» REQUEST: All lines below must be repeated exactly, with the pictures omitted.

(Data entries)
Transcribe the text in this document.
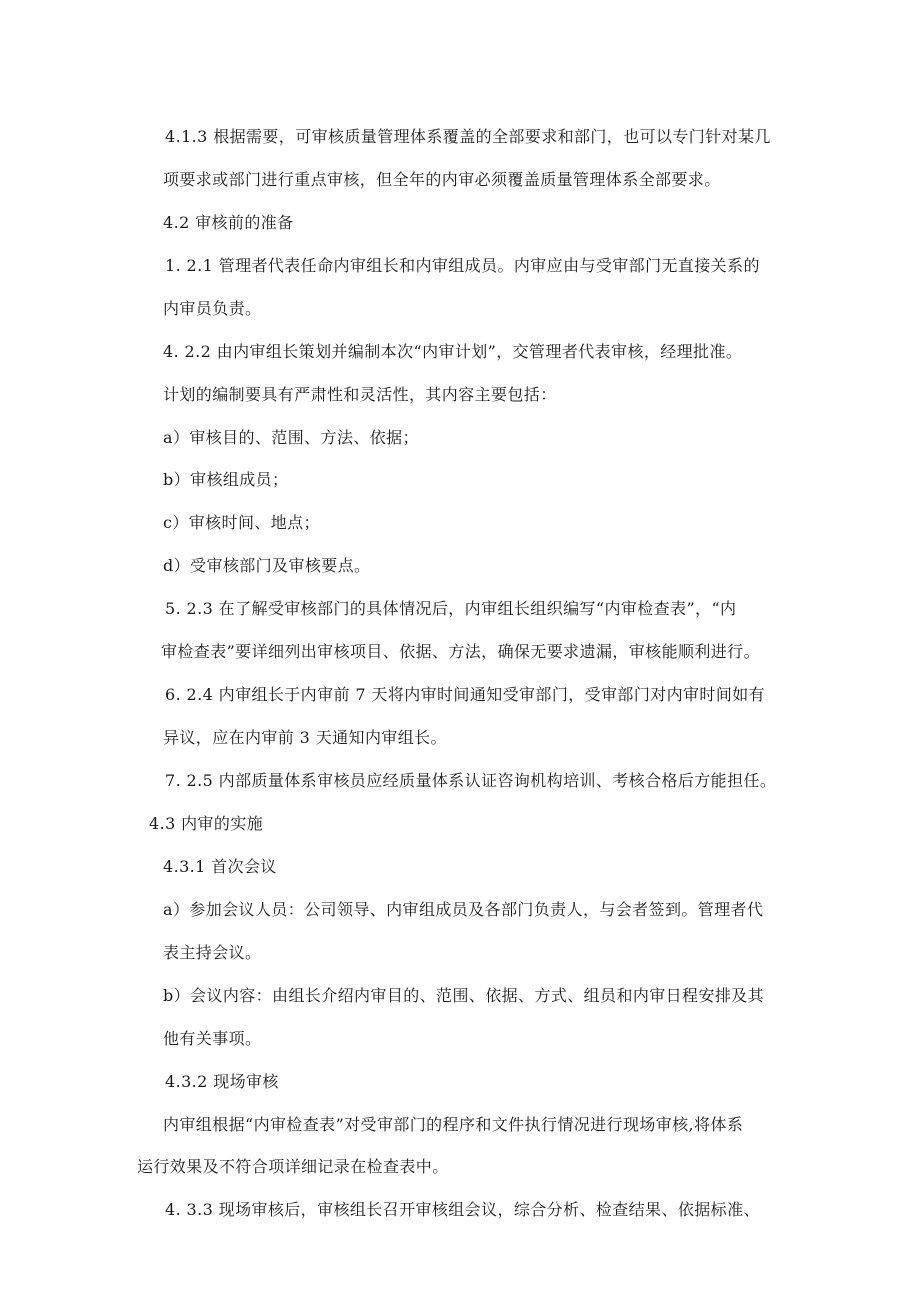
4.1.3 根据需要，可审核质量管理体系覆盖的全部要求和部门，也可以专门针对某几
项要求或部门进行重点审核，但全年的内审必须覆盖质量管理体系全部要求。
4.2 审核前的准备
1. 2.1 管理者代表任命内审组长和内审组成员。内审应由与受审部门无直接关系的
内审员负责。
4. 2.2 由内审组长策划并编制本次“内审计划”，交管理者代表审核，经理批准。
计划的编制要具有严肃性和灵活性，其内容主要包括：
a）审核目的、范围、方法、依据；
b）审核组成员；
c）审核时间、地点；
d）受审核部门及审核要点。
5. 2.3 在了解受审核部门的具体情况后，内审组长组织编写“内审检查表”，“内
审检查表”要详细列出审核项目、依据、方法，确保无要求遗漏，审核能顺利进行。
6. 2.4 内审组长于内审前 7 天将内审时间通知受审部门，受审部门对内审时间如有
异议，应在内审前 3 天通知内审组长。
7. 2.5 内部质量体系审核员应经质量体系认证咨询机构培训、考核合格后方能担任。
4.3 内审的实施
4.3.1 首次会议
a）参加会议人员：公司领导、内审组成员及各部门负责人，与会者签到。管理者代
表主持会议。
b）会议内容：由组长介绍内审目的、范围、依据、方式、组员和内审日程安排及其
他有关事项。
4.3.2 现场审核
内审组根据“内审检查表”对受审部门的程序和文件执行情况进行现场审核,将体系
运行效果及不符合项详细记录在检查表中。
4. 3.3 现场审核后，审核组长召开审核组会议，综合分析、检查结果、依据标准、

» ANSWER FOR THIS EXERCISE:
Transcribe the text in this document.
4.1.3 根据需要，可审核质量管理体系覆盖的全部要求和部门，也可以专门针对某几
项要求或部门进行重点审核，但全年的内审必须覆盖质量管理体系全部要求。
4.2 审核前的准备
1. 2.1 管理者代表任命内审组长和内审组成员。内审应由与受审部门无直接关系的
内审员负责。
4. 2.2 由内审组长策划并编制本次“内审计划”，交管理者代表审核，经理批准。
计划的编制要具有严肃性和灵活性，其内容主要包括：
a）审核目的、范围、方法、依据；
b）审核组成员；
c）审核时间、地点；
d）受审核部门及审核要点。
5. 2.3 在了解受审核部门的具体情况后，内审组长组织编写“内审检查表”，“内
审检查表”要详细列出审核项目、依据、方法，确保无要求遗漏，审核能顺利进行。
6. 2.4 内审组长于内审前 7 天将内审时间通知受审部门，受审部门对内审时间如有
异议，应在内审前 3 天通知内审组长。
7. 2.5 内部质量体系审核员应经质量体系认证咨询机构培训、考核合格后方能担任。
4.3 内审的实施
4.3.1 首次会议
a）参加会议人员：公司领导、内审组成员及各部门负责人，与会者签到。管理者代
表主持会议。
b）会议内容：由组长介绍内审目的、范围、依据、方式、组员和内审日程安排及其
他有关事项。
4.3.2 现场审核
内审组根据“内审检查表”对受审部门的程序和文件执行情况进行现场审核,将体系
运行效果及不符合项详细记录在检查表中。
4. 3.3 现场审核后，审核组长召开审核组会议，综合分析、检查结果、依据标准、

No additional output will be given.